'''

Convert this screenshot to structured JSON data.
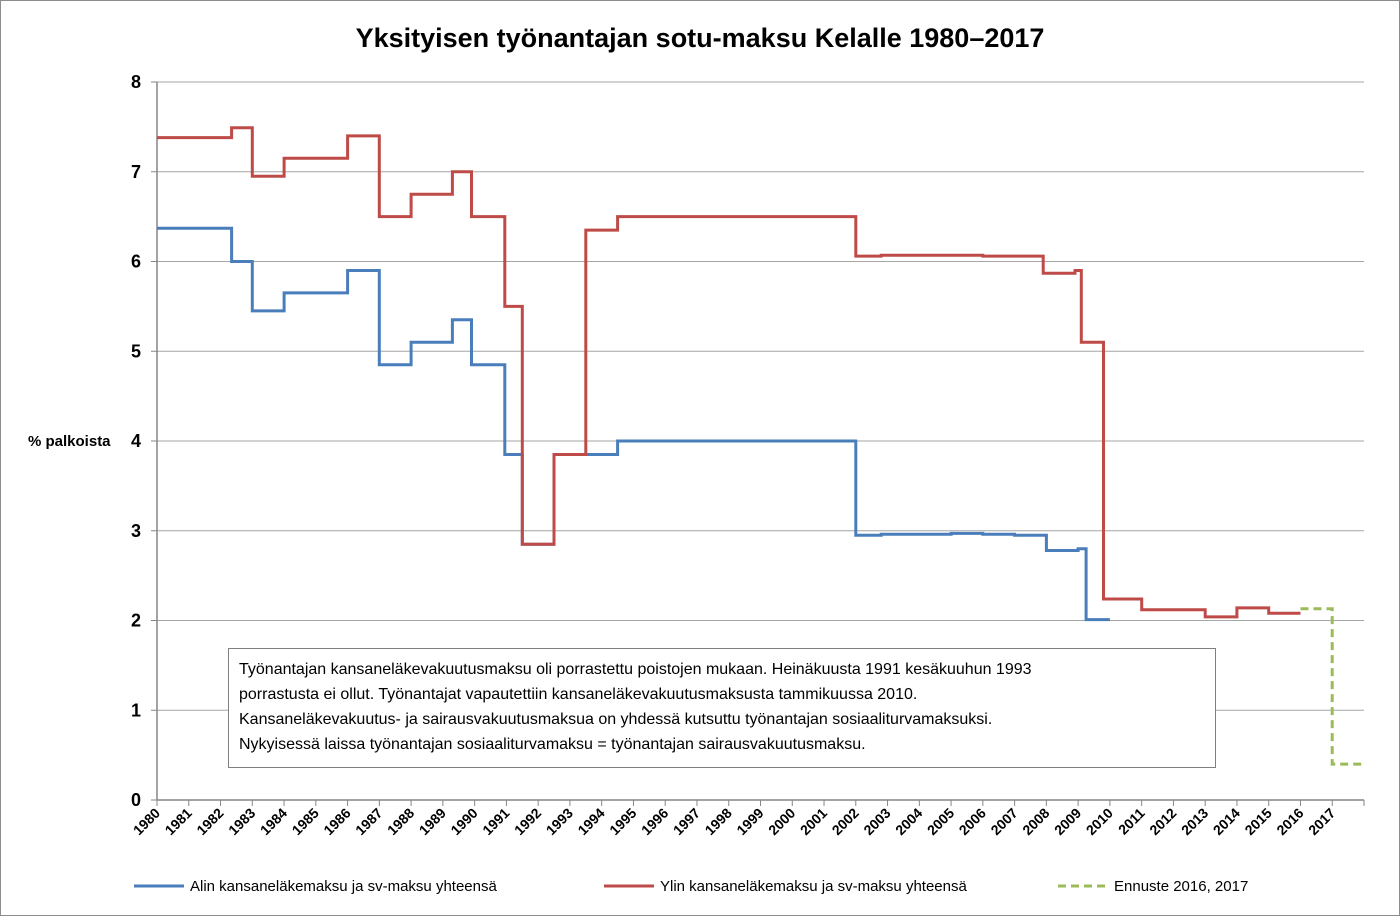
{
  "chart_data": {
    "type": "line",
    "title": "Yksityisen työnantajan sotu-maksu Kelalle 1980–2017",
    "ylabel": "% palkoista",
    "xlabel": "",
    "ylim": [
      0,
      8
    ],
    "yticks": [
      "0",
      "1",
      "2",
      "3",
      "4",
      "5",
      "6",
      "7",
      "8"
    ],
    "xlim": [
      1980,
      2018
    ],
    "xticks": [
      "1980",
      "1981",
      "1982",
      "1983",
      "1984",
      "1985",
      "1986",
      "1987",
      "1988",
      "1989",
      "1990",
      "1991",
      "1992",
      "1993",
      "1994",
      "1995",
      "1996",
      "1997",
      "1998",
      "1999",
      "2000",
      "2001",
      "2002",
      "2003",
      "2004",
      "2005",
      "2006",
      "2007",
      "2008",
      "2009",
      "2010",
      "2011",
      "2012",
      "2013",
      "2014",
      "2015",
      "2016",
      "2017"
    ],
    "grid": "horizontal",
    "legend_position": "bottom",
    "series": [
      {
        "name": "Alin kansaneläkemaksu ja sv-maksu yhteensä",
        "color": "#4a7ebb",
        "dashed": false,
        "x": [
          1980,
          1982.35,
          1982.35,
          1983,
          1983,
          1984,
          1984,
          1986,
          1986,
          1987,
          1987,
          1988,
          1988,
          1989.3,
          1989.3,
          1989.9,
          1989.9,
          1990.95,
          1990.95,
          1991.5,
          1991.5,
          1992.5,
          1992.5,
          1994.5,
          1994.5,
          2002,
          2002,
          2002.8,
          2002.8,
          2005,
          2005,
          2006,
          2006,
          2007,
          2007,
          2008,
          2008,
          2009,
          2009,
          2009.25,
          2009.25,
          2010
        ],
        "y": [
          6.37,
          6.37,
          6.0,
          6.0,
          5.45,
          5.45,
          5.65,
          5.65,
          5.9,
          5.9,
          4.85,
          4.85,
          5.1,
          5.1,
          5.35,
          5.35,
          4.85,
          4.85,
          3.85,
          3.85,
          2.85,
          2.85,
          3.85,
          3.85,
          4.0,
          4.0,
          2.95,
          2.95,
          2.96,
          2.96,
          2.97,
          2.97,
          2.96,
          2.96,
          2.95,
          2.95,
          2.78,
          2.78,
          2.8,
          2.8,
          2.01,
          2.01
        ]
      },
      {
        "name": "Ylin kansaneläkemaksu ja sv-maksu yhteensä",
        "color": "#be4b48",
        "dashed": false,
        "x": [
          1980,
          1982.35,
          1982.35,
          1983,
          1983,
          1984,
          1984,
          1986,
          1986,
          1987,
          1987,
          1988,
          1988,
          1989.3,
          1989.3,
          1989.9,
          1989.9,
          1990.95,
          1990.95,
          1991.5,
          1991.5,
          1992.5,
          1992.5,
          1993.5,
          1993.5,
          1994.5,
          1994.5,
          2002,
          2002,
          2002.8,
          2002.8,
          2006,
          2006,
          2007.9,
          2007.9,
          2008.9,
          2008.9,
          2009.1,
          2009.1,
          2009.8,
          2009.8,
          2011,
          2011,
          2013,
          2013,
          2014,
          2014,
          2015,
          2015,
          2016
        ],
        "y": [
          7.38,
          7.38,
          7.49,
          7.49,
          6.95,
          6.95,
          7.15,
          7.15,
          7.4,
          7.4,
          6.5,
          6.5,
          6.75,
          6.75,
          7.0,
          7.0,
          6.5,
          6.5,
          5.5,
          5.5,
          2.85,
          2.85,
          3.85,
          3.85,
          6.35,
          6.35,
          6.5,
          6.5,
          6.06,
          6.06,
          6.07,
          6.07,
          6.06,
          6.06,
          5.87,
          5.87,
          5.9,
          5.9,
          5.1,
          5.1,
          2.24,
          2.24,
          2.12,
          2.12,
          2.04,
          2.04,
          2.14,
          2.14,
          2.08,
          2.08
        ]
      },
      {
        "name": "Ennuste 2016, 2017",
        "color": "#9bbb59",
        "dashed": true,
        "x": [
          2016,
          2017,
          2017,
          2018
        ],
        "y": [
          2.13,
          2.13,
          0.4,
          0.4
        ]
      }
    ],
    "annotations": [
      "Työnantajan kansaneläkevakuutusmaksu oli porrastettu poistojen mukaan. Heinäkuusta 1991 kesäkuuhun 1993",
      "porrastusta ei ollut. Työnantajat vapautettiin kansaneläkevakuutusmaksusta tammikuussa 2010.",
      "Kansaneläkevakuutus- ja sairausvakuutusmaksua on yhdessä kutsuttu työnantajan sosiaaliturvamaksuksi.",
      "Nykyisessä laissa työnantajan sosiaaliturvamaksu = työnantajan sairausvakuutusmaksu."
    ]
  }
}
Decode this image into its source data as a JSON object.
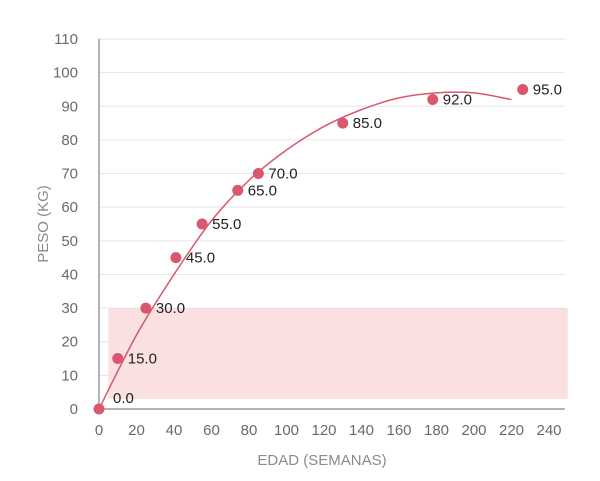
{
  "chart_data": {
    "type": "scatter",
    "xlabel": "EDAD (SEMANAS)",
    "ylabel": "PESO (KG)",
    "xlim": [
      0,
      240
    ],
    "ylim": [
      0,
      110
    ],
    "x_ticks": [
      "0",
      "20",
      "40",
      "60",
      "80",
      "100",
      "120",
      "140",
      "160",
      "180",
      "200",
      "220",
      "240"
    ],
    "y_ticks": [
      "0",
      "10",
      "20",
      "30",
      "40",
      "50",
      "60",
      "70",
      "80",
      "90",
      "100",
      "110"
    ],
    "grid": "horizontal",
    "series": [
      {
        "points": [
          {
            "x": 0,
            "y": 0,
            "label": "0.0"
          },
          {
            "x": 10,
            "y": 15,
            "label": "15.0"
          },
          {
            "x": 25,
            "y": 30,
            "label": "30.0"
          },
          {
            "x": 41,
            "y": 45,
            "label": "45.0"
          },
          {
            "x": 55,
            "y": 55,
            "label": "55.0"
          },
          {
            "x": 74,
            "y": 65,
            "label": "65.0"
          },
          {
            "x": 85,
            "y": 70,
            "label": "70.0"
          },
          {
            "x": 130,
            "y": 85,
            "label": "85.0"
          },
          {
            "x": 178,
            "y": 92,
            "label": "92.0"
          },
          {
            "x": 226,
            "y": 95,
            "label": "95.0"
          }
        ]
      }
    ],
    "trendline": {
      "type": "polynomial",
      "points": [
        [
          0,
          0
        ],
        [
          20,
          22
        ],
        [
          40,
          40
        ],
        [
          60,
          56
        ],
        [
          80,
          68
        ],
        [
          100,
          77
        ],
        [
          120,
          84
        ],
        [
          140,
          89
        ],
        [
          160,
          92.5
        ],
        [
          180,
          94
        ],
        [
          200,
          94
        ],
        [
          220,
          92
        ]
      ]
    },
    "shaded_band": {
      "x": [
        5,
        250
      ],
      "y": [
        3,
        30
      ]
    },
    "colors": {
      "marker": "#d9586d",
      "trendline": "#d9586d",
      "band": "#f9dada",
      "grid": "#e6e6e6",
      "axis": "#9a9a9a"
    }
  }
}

'''

OBJECTIVE → Pull every line containing the word "yhteensä" out of the material and copy it.

EXERCISE ANSWER →
        "name": "Alin kansaneläkemaksu ja sv-maksu yhteensä",
        "name": "Ylin kansaneläkemaksu ja sv-maksu yhteensä",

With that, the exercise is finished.